(Extracted records)
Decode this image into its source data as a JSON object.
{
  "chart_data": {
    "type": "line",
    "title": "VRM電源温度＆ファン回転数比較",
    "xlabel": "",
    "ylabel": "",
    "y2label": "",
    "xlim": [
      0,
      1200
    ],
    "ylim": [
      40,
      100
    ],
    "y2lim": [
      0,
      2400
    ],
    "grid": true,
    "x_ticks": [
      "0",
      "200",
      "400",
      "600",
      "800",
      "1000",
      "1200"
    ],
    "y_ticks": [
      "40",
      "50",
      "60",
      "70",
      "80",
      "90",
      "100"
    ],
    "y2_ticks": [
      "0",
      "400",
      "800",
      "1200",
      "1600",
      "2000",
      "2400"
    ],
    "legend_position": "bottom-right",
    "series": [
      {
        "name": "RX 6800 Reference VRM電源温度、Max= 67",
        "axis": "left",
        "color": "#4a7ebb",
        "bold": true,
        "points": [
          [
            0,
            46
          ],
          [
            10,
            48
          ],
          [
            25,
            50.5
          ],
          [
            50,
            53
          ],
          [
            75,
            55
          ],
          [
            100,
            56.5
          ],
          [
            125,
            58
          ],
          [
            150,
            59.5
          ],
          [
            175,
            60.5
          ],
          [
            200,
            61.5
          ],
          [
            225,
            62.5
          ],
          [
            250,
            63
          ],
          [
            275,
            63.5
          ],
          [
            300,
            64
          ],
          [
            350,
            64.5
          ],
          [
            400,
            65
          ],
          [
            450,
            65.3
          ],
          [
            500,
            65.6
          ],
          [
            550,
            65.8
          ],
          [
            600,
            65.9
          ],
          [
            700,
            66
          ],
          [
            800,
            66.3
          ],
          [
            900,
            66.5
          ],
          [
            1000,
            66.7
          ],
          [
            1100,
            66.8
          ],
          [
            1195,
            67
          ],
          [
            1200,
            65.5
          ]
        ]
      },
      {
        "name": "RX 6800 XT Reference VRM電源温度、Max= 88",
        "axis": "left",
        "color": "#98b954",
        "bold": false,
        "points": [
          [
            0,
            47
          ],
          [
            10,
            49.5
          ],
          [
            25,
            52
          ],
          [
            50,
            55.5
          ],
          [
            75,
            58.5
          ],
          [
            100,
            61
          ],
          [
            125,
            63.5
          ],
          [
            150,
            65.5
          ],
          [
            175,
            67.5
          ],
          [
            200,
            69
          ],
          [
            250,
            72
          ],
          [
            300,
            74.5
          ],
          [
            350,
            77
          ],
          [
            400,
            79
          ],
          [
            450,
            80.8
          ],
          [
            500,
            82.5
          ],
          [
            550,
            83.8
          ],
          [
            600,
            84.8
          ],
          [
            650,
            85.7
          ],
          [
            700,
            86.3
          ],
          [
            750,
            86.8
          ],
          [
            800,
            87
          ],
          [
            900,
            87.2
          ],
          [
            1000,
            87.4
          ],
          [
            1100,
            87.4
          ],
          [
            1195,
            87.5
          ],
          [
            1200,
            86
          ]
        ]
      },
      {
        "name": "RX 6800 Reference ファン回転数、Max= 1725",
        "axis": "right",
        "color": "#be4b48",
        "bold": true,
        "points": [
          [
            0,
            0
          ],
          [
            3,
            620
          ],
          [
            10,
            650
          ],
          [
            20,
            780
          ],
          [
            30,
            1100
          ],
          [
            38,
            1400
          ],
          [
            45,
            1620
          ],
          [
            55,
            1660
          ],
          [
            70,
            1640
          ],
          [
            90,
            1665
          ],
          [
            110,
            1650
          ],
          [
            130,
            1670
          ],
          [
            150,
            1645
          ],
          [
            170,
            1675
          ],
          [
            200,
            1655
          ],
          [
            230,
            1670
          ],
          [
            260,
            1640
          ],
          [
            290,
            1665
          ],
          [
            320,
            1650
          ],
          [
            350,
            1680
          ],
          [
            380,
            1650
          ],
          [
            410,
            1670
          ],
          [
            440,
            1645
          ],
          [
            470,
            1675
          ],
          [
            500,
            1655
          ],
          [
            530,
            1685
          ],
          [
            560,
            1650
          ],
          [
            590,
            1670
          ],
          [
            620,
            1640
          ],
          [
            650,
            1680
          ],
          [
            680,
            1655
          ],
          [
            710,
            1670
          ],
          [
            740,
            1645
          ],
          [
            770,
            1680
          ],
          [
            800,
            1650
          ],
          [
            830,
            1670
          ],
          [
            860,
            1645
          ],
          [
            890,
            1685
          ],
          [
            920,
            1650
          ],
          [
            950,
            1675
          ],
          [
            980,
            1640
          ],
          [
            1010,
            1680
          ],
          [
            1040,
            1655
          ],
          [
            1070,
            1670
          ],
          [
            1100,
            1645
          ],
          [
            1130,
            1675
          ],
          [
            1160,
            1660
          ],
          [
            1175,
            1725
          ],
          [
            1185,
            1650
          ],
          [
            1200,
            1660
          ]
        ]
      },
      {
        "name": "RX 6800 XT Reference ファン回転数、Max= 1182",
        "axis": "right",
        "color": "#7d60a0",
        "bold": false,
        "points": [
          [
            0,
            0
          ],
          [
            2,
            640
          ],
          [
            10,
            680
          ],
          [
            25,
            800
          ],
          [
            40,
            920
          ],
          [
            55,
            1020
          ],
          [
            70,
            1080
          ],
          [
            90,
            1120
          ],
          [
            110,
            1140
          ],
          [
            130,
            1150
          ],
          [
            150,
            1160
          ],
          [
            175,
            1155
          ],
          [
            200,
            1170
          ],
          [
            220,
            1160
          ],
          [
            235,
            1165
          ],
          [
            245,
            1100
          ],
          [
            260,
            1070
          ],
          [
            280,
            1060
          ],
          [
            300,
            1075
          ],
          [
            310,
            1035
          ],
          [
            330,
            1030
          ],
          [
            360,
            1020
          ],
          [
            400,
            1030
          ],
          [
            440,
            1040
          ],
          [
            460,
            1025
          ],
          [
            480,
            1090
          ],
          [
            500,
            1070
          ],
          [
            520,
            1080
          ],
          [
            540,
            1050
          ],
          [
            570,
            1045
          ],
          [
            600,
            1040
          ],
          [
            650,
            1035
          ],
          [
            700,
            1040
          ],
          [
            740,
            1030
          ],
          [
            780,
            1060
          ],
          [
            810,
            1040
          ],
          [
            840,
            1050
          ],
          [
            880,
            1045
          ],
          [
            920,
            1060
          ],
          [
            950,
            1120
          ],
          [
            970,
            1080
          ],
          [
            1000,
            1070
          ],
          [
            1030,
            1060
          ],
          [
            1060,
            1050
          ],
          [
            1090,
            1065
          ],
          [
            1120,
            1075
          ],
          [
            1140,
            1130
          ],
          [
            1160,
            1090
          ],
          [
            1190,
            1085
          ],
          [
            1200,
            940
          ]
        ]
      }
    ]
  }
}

EXERCISE PROMPT :: Print every entry exactly as written.

THE SOLUTION ::
Decode this image into its source data as a JSON object.
{
  "chart_data": {
    "type": "line",
    "title": "VRM電源温度＆ファン回転数比較",
    "xlabel": "",
    "ylabel": "",
    "y2label": "",
    "xlim": [
      0,
      1200
    ],
    "ylim": [
      40,
      100
    ],
    "y2lim": [
      0,
      2400
    ],
    "grid": true,
    "x_ticks": [
      "0",
      "200",
      "400",
      "600",
      "800",
      "1000",
      "1200"
    ],
    "y_ticks": [
      "40",
      "50",
      "60",
      "70",
      "80",
      "90",
      "100"
    ],
    "y2_ticks": [
      "0",
      "400",
      "800",
      "1200",
      "1600",
      "2000",
      "2400"
    ],
    "legend_position": "bottom-right",
    "series": [
      {
        "name": "RX 6800 Reference VRM電源温度、Max= 67",
        "axis": "left",
        "color": "#4a7ebb",
        "bold": true,
        "points": [
          [
            0,
            46
          ],
          [
            10,
            48
          ],
          [
            25,
            50.5
          ],
          [
            50,
            53
          ],
          [
            75,
            55
          ],
          [
            100,
            56.5
          ],
          [
            125,
            58
          ],
          [
            150,
            59.5
          ],
          [
            175,
            60.5
          ],
          [
            200,
            61.5
          ],
          [
            225,
            62.5
          ],
          [
            250,
            63
          ],
          [
            275,
            63.5
          ],
          [
            300,
            64
          ],
          [
            350,
            64.5
          ],
          [
            400,
            65
          ],
          [
            450,
            65.3
          ],
          [
            500,
            65.6
          ],
          [
            550,
            65.8
          ],
          [
            600,
            65.9
          ],
          [
            700,
            66
          ],
          [
            800,
            66.3
          ],
          [
            900,
            66.5
          ],
          [
            1000,
            66.7
          ],
          [
            1100,
            66.8
          ],
          [
            1195,
            67
          ],
          [
            1200,
            65.5
          ]
        ]
      },
      {
        "name": "RX 6800 XT Reference VRM電源温度、Max= 88",
        "axis": "left",
        "color": "#98b954",
        "bold": false,
        "points": [
          [
            0,
            47
          ],
          [
            10,
            49.5
          ],
          [
            25,
            52
          ],
          [
            50,
            55.5
          ],
          [
            75,
            58.5
          ],
          [
            100,
            61
          ],
          [
            125,
            63.5
          ],
          [
            150,
            65.5
          ],
          [
            175,
            67.5
          ],
          [
            200,
            69
          ],
          [
            250,
            72
          ],
          [
            300,
            74.5
          ],
          [
            350,
            77
          ],
          [
            400,
            79
          ],
          [
            450,
            80.8
          ],
          [
            500,
            82.5
          ],
          [
            550,
            83.8
          ],
          [
            600,
            84.8
          ],
          [
            650,
            85.7
          ],
          [
            700,
            86.3
          ],
          [
            750,
            86.8
          ],
          [
            800,
            87
          ],
          [
            900,
            87.2
          ],
          [
            1000,
            87.4
          ],
          [
            1100,
            87.4
          ],
          [
            1195,
            87.5
          ],
          [
            1200,
            86
          ]
        ]
      },
      {
        "name": "RX 6800 Reference ファン回転数、Max= 1725",
        "axis": "right",
        "color": "#be4b48",
        "bold": true,
        "points": [
          [
            0,
            0
          ],
          [
            3,
            620
          ],
          [
            10,
            650
          ],
          [
            20,
            780
          ],
          [
            30,
            1100
          ],
          [
            38,
            1400
          ],
          [
            45,
            1620
          ],
          [
            55,
            1660
          ],
          [
            70,
            1640
          ],
          [
            90,
            1665
          ],
          [
            110,
            1650
          ],
          [
            130,
            1670
          ],
          [
            150,
            1645
          ],
          [
            170,
            1675
          ],
          [
            200,
            1655
          ],
          [
            230,
            1670
          ],
          [
            260,
            1640
          ],
          [
            290,
            1665
          ],
          [
            320,
            1650
          ],
          [
            350,
            1680
          ],
          [
            380,
            1650
          ],
          [
            410,
            1670
          ],
          [
            440,
            1645
          ],
          [
            470,
            1675
          ],
          [
            500,
            1655
          ],
          [
            530,
            1685
          ],
          [
            560,
            1650
          ],
          [
            590,
            1670
          ],
          [
            620,
            1640
          ],
          [
            650,
            1680
          ],
          [
            680,
            1655
          ],
          [
            710,
            1670
          ],
          [
            740,
            1645
          ],
          [
            770,
            1680
          ],
          [
            800,
            1650
          ],
          [
            830,
            1670
          ],
          [
            860,
            1645
          ],
          [
            890,
            1685
          ],
          [
            920,
            1650
          ],
          [
            950,
            1675
          ],
          [
            980,
            1640
          ],
          [
            1010,
            1680
          ],
          [
            1040,
            1655
          ],
          [
            1070,
            1670
          ],
          [
            1100,
            1645
          ],
          [
            1130,
            1675
          ],
          [
            1160,
            1660
          ],
          [
            1175,
            1725
          ],
          [
            1185,
            1650
          ],
          [
            1200,
            1660
          ]
        ]
      },
      {
        "name": "RX 6800 XT Reference ファン回転数、Max= 1182",
        "axis": "right",
        "color": "#7d60a0",
        "bold": false,
        "points": [
          [
            0,
            0
          ],
          [
            2,
            640
          ],
          [
            10,
            680
          ],
          [
            25,
            800
          ],
          [
            40,
            920
          ],
          [
            55,
            1020
          ],
          [
            70,
            1080
          ],
          [
            90,
            1120
          ],
          [
            110,
            1140
          ],
          [
            130,
            1150
          ],
          [
            150,
            1160
          ],
          [
            175,
            1155
          ],
          [
            200,
            1170
          ],
          [
            220,
            1160
          ],
          [
            235,
            1165
          ],
          [
            245,
            1100
          ],
          [
            260,
            1070
          ],
          [
            280,
            1060
          ],
          [
            300,
            1075
          ],
          [
            310,
            1035
          ],
          [
            330,
            1030
          ],
          [
            360,
            1020
          ],
          [
            400,
            1030
          ],
          [
            440,
            1040
          ],
          [
            460,
            1025
          ],
          [
            480,
            1090
          ],
          [
            500,
            1070
          ],
          [
            520,
            1080
          ],
          [
            540,
            1050
          ],
          [
            570,
            1045
          ],
          [
            600,
            1040
          ],
          [
            650,
            1035
          ],
          [
            700,
            1040
          ],
          [
            740,
            1030
          ],
          [
            780,
            1060
          ],
          [
            810,
            1040
          ],
          [
            840,
            1050
          ],
          [
            880,
            1045
          ],
          [
            920,
            1060
          ],
          [
            950,
            1120
          ],
          [
            970,
            1080
          ],
          [
            1000,
            1070
          ],
          [
            1030,
            1060
          ],
          [
            1060,
            1050
          ],
          [
            1090,
            1065
          ],
          [
            1120,
            1075
          ],
          [
            1140,
            1130
          ],
          [
            1160,
            1090
          ],
          [
            1190,
            1085
          ],
          [
            1200,
            940
          ]
        ]
      }
    ]
  }
}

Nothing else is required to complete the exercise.